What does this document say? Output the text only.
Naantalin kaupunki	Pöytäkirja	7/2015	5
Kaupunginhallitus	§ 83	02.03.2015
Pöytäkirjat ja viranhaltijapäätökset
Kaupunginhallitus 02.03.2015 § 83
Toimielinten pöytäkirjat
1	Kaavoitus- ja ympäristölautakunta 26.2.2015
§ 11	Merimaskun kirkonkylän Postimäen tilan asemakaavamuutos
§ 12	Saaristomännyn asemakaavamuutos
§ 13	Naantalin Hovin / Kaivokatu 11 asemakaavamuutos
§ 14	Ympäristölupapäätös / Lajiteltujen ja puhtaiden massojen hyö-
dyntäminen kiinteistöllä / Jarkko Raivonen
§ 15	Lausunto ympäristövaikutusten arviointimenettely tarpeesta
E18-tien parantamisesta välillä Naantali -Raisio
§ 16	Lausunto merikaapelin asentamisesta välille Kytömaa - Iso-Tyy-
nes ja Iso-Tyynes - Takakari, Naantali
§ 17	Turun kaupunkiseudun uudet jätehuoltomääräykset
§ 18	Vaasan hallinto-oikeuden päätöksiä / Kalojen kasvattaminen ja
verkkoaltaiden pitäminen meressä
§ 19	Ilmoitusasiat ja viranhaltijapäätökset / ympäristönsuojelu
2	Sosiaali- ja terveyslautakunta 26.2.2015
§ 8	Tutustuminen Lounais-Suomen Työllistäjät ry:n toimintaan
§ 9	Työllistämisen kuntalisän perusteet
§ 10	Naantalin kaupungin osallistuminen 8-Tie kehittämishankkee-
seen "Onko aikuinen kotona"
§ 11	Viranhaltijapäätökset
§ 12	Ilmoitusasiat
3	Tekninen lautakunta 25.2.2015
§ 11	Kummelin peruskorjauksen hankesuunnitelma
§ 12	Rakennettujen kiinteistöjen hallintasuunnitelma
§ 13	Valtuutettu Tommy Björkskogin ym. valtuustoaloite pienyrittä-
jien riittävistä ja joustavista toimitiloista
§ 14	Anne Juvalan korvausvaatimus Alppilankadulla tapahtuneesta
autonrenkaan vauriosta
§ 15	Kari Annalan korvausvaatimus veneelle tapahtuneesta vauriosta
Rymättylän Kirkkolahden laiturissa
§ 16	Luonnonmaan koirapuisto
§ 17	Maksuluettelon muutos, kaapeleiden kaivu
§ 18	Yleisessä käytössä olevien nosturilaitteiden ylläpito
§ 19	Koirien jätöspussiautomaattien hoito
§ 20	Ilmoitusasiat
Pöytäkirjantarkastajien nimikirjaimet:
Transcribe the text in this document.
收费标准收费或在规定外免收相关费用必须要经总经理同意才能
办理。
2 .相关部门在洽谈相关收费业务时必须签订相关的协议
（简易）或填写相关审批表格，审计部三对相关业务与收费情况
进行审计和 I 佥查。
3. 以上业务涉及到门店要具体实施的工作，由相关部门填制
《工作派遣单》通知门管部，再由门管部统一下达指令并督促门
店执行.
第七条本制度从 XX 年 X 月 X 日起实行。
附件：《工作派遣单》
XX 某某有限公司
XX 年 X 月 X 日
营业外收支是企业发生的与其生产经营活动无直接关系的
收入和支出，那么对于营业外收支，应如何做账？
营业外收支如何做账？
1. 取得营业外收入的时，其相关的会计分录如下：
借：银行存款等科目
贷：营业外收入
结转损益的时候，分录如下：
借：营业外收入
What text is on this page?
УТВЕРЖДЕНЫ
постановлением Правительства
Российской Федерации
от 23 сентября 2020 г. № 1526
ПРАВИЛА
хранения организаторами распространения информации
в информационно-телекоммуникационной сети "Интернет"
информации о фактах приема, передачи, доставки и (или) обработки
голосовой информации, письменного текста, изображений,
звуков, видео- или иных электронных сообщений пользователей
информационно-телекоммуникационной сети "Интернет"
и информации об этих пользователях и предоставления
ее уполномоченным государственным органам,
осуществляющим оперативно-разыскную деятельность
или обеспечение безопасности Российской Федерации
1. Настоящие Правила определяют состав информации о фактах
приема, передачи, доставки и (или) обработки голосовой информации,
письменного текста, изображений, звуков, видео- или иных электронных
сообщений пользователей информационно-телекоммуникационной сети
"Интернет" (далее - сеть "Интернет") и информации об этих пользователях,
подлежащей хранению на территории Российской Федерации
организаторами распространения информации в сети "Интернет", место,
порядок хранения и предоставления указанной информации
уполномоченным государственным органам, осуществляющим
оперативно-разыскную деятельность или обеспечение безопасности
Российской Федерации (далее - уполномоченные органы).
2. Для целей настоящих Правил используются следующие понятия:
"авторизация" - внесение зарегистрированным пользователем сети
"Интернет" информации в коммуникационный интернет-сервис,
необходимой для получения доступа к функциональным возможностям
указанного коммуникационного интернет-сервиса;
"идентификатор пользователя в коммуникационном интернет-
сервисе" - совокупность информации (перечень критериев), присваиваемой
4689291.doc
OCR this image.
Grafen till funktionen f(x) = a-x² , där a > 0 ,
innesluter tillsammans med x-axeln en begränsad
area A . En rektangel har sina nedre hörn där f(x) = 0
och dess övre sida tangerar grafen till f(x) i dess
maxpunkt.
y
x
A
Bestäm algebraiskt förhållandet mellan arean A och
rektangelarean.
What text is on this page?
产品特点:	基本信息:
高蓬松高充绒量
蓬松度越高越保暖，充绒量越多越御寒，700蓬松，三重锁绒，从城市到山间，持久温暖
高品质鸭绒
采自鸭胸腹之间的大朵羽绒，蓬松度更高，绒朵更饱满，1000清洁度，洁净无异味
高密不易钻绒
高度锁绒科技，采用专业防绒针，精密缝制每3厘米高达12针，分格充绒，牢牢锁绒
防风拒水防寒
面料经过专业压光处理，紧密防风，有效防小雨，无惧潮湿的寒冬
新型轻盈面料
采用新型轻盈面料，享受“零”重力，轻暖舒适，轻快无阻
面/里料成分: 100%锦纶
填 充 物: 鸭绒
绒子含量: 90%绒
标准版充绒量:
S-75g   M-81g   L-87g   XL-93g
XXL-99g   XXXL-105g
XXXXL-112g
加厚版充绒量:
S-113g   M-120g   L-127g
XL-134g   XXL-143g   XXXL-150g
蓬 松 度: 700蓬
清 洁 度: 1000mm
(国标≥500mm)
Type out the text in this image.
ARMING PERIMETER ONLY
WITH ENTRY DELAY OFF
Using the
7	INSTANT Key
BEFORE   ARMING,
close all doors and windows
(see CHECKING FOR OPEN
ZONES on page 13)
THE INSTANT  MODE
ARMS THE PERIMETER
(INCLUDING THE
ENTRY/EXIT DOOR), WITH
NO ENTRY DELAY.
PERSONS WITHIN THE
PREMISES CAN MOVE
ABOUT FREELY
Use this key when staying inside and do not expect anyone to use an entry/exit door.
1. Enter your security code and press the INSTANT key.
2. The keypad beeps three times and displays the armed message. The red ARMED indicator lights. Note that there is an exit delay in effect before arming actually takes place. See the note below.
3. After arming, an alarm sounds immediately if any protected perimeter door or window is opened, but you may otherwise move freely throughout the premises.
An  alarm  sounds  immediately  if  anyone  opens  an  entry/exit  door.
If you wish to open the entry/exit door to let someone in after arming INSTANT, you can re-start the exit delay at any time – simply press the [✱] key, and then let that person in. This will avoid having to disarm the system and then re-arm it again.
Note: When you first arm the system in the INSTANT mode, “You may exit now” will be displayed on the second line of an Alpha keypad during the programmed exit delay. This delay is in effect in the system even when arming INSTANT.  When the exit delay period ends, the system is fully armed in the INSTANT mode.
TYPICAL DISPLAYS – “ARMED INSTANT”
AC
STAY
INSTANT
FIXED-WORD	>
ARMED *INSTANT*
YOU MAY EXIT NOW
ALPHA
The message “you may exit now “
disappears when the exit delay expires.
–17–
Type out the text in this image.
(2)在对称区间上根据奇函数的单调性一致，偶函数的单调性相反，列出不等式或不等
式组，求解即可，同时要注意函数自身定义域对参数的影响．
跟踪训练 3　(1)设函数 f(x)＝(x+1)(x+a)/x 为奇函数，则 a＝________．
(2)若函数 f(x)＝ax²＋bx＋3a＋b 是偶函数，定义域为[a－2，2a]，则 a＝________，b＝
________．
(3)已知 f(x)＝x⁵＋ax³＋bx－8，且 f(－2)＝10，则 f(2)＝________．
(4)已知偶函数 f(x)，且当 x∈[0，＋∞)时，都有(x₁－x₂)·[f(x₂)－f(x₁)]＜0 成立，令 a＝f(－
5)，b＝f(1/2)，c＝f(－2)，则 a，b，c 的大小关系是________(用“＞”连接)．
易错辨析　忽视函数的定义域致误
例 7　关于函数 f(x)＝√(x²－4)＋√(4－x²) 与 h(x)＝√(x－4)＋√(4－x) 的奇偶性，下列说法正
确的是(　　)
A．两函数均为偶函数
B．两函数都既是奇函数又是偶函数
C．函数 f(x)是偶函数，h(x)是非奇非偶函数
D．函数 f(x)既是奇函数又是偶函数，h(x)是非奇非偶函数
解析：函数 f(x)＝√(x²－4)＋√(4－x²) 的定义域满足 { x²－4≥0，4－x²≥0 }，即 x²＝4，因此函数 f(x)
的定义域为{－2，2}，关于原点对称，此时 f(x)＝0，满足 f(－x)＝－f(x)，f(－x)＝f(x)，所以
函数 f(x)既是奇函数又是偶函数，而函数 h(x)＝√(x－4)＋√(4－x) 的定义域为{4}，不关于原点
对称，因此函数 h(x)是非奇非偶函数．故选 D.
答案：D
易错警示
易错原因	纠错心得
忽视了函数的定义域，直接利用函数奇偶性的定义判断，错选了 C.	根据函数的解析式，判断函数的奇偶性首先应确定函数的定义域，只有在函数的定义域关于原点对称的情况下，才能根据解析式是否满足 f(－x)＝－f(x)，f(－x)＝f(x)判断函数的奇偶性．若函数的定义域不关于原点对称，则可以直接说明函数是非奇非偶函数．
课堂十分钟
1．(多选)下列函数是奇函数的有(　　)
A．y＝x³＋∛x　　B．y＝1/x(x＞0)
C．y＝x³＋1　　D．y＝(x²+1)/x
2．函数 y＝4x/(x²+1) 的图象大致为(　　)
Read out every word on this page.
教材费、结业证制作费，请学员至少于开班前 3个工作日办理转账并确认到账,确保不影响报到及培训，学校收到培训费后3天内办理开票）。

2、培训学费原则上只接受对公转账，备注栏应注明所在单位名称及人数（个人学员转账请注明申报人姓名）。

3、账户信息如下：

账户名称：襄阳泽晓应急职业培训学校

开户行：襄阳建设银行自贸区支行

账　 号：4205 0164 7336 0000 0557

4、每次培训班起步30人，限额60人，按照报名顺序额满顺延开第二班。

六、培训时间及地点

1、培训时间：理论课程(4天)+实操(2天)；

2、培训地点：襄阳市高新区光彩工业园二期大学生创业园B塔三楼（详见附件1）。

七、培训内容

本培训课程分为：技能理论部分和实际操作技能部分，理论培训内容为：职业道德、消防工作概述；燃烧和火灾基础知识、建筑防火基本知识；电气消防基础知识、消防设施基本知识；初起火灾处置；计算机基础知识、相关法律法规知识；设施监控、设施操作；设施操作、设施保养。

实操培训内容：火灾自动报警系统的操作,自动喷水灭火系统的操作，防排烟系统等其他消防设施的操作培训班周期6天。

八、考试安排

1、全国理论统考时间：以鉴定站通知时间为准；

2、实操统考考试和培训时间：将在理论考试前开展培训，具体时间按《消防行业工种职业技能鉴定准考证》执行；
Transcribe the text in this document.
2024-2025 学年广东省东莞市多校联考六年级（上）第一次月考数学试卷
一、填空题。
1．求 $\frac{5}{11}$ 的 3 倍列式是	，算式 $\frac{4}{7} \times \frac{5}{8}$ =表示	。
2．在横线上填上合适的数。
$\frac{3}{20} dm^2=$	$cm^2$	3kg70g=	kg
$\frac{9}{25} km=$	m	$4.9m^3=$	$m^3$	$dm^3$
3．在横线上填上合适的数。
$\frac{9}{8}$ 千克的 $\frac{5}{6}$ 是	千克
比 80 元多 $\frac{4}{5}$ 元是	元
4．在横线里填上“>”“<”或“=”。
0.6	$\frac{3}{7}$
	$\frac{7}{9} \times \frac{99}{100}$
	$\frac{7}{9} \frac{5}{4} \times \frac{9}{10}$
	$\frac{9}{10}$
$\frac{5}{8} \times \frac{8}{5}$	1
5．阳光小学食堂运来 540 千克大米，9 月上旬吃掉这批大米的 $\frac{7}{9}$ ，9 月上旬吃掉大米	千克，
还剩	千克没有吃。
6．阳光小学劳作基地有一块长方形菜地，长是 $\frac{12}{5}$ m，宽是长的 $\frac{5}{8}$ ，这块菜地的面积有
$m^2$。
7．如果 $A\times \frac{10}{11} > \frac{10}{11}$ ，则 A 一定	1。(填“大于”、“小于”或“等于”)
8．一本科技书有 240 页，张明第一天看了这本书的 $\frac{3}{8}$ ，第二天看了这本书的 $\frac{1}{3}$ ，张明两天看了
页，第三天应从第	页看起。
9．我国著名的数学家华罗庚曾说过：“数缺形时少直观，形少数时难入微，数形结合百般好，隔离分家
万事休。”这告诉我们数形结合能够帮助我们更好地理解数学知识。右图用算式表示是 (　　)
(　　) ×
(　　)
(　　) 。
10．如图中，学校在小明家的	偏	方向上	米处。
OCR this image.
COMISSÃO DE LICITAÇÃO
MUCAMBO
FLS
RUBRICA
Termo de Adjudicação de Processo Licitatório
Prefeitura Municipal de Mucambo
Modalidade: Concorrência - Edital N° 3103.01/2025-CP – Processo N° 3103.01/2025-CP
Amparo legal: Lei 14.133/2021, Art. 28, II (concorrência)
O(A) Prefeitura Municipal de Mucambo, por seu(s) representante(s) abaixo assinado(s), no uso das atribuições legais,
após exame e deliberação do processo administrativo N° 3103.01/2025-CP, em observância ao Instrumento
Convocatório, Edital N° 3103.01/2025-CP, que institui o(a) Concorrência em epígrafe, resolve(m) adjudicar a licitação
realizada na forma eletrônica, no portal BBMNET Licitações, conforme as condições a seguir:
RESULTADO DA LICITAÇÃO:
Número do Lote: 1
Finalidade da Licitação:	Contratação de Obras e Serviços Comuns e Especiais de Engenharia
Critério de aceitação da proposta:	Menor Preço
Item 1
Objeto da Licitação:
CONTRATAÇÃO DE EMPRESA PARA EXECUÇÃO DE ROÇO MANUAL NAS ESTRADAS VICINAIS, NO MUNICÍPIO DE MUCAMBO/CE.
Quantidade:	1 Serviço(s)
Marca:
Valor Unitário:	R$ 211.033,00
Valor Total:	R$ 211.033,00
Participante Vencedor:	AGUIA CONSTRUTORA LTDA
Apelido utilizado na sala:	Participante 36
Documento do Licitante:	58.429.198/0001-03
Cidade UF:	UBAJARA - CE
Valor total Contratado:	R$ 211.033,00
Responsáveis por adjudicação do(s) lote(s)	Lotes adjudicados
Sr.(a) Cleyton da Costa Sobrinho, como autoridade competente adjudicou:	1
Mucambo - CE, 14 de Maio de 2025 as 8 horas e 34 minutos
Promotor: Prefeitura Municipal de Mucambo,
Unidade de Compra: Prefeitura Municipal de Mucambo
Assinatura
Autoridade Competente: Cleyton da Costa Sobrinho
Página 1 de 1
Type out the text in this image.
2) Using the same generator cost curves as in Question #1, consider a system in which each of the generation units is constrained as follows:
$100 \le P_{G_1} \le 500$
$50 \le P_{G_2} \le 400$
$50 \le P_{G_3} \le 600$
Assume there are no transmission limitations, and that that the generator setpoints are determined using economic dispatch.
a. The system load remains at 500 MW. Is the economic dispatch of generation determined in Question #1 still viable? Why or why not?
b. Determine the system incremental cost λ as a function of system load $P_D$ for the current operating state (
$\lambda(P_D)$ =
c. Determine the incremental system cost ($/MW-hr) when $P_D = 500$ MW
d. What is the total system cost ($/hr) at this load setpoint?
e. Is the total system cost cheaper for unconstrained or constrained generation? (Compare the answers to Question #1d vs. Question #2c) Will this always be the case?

+ + +

TASK OBJECTIVE: Copy every line of the entries above in which "текста" occurs.

EXERCISE SOLUTION:
голосовой информации, письменного текста, изображений,
письменного текста, изображений, звуков, видео- или иных электронных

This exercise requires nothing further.